(Records from a dataset)
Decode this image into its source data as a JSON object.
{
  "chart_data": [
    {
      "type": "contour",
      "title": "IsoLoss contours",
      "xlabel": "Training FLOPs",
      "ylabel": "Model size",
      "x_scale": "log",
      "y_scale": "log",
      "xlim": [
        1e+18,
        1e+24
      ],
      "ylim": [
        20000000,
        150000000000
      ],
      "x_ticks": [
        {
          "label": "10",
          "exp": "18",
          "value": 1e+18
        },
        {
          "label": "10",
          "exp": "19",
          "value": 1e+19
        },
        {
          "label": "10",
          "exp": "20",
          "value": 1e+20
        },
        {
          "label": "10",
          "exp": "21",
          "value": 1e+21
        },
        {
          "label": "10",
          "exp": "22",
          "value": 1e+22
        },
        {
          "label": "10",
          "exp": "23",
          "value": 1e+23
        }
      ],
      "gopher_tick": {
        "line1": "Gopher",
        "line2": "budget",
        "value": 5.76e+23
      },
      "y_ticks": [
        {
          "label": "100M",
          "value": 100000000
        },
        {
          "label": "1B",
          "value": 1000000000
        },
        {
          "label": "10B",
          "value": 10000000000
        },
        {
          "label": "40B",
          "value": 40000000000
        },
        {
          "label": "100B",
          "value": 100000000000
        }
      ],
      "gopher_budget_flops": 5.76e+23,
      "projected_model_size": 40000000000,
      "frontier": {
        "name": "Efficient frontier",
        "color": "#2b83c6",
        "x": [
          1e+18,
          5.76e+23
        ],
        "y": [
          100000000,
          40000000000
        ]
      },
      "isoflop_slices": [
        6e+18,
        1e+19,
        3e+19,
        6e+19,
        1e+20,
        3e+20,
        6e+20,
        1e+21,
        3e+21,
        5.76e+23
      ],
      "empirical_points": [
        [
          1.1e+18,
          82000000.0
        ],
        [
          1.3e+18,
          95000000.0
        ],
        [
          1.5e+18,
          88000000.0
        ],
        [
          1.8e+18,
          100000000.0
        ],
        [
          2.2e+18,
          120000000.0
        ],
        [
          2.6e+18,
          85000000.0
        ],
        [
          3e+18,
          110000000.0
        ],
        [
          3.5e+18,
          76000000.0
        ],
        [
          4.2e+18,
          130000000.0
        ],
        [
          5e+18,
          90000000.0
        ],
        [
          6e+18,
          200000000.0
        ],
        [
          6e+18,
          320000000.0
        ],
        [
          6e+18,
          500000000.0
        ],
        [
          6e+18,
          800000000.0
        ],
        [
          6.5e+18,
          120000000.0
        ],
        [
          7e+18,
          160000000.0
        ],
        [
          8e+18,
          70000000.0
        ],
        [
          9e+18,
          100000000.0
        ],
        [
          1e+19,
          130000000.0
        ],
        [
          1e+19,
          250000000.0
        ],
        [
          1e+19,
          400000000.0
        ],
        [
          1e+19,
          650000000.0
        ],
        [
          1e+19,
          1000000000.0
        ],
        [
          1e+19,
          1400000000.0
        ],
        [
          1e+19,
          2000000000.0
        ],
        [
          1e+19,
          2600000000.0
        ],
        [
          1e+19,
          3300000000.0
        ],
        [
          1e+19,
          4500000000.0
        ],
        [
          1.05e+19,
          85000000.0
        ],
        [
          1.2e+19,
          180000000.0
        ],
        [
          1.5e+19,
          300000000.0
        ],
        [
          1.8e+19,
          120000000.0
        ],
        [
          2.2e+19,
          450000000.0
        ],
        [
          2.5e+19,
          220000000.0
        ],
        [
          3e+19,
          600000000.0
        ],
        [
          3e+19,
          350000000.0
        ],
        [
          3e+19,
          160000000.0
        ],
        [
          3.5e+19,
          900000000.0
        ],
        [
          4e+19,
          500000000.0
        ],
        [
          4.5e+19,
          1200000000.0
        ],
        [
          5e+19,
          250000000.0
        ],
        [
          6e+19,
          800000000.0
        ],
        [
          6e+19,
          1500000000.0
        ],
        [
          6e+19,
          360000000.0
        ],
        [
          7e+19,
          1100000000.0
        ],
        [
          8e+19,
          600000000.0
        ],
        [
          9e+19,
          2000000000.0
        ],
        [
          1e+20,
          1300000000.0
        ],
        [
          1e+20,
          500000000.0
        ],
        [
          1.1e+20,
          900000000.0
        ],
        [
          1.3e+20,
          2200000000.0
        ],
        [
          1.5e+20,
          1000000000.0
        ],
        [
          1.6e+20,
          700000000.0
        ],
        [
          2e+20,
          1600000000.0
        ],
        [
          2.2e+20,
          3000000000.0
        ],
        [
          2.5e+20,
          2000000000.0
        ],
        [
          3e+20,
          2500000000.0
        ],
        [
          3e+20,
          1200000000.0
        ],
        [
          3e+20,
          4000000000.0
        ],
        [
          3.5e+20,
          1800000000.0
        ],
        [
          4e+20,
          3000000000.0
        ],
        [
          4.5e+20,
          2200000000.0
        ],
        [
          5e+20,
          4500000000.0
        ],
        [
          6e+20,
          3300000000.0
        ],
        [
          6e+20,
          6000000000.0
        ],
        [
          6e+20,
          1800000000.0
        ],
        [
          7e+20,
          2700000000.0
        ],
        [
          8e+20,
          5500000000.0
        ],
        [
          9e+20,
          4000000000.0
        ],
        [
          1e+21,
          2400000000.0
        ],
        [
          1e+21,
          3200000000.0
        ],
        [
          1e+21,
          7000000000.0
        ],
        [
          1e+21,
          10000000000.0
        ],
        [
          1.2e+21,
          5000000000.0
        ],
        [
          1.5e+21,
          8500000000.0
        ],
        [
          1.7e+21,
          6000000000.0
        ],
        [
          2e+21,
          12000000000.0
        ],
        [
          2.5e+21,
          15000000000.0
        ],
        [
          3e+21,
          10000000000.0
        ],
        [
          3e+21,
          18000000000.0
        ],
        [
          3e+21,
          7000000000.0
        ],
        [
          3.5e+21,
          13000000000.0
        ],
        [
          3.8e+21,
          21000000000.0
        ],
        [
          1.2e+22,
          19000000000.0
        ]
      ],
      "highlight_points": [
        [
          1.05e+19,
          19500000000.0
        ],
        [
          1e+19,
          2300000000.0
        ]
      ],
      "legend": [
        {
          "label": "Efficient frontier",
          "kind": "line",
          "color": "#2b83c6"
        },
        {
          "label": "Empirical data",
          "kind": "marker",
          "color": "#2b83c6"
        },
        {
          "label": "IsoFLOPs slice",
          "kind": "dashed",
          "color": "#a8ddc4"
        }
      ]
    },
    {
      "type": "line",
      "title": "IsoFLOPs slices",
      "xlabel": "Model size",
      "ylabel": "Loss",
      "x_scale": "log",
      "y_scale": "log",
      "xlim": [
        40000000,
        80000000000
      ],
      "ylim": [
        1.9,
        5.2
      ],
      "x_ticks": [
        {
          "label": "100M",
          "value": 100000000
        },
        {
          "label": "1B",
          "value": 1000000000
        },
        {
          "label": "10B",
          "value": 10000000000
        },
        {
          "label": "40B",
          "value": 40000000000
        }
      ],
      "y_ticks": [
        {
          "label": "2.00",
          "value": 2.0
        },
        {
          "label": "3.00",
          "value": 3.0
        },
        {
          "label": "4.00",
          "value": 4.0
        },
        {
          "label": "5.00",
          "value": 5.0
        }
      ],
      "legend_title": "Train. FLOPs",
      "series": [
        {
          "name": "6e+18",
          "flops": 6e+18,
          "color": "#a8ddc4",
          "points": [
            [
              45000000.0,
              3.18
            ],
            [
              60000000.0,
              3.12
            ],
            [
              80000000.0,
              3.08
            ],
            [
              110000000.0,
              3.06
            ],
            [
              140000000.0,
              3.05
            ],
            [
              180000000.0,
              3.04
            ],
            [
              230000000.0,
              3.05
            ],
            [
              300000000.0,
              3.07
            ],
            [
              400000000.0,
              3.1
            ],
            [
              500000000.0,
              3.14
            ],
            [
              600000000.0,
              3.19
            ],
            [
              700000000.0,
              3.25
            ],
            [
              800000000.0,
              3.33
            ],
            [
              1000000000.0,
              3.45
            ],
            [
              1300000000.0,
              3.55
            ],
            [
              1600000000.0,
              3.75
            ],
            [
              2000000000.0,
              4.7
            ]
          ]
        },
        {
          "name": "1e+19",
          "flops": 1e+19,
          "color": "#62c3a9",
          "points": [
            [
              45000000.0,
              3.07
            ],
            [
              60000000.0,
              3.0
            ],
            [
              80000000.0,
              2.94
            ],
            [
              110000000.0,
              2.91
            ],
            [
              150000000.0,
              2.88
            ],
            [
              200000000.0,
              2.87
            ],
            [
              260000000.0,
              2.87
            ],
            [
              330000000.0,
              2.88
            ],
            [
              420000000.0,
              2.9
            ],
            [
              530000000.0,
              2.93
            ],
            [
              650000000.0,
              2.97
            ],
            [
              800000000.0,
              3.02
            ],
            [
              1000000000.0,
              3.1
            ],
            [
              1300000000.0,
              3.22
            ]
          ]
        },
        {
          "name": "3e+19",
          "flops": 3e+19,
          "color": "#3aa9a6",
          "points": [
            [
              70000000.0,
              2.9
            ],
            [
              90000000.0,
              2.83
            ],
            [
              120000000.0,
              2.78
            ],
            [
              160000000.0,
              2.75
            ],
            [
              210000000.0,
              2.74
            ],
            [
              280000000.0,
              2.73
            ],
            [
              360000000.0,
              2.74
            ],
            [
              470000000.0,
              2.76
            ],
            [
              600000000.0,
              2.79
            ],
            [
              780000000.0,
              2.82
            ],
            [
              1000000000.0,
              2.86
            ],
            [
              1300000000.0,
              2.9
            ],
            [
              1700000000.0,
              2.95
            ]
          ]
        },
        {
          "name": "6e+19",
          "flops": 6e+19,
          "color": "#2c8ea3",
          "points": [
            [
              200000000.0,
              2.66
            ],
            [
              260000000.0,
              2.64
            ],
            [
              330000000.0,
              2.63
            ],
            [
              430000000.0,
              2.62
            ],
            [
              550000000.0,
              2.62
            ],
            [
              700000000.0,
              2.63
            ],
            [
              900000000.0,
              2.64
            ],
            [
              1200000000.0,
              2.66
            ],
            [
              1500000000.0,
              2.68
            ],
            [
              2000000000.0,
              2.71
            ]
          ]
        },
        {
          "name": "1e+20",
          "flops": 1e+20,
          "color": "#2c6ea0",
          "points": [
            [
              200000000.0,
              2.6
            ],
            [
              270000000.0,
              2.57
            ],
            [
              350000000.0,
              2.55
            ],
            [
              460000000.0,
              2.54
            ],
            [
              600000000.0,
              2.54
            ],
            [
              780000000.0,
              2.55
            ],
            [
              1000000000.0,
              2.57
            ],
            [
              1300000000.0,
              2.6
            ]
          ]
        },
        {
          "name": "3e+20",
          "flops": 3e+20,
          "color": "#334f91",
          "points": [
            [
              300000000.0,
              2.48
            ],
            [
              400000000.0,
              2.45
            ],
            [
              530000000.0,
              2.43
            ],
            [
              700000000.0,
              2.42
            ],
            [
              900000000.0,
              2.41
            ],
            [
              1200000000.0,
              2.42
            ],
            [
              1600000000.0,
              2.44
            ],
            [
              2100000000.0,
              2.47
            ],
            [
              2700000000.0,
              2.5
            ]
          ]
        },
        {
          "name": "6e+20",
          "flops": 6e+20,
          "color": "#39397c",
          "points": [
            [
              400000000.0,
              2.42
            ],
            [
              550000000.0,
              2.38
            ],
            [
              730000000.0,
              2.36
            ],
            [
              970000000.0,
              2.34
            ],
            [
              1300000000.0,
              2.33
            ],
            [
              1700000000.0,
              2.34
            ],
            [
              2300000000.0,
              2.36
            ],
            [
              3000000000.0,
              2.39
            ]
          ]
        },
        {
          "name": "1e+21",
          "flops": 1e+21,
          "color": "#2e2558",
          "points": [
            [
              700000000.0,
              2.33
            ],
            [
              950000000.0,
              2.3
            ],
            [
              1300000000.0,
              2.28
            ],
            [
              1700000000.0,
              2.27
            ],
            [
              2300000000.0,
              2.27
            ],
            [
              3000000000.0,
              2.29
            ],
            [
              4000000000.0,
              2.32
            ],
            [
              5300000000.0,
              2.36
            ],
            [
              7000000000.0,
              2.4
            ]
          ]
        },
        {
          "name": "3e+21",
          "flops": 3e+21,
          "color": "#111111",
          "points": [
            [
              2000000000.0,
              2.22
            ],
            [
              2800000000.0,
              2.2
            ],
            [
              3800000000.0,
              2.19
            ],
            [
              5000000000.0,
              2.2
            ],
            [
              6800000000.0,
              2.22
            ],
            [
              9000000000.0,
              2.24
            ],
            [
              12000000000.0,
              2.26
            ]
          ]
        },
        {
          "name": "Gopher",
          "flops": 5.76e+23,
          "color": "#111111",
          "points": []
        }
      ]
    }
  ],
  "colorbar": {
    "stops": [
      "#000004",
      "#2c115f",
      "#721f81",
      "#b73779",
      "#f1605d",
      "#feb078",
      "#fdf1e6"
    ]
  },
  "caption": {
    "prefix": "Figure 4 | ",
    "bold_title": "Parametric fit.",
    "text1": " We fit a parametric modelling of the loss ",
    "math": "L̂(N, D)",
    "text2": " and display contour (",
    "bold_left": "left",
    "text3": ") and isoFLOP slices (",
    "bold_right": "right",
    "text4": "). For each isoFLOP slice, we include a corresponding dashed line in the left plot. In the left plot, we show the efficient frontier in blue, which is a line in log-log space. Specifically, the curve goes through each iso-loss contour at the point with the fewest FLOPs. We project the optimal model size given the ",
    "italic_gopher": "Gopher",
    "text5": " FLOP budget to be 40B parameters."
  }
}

Direction
In the records above, how many lines contain the string "xlabel"? State that number only.

Solution to this problem
2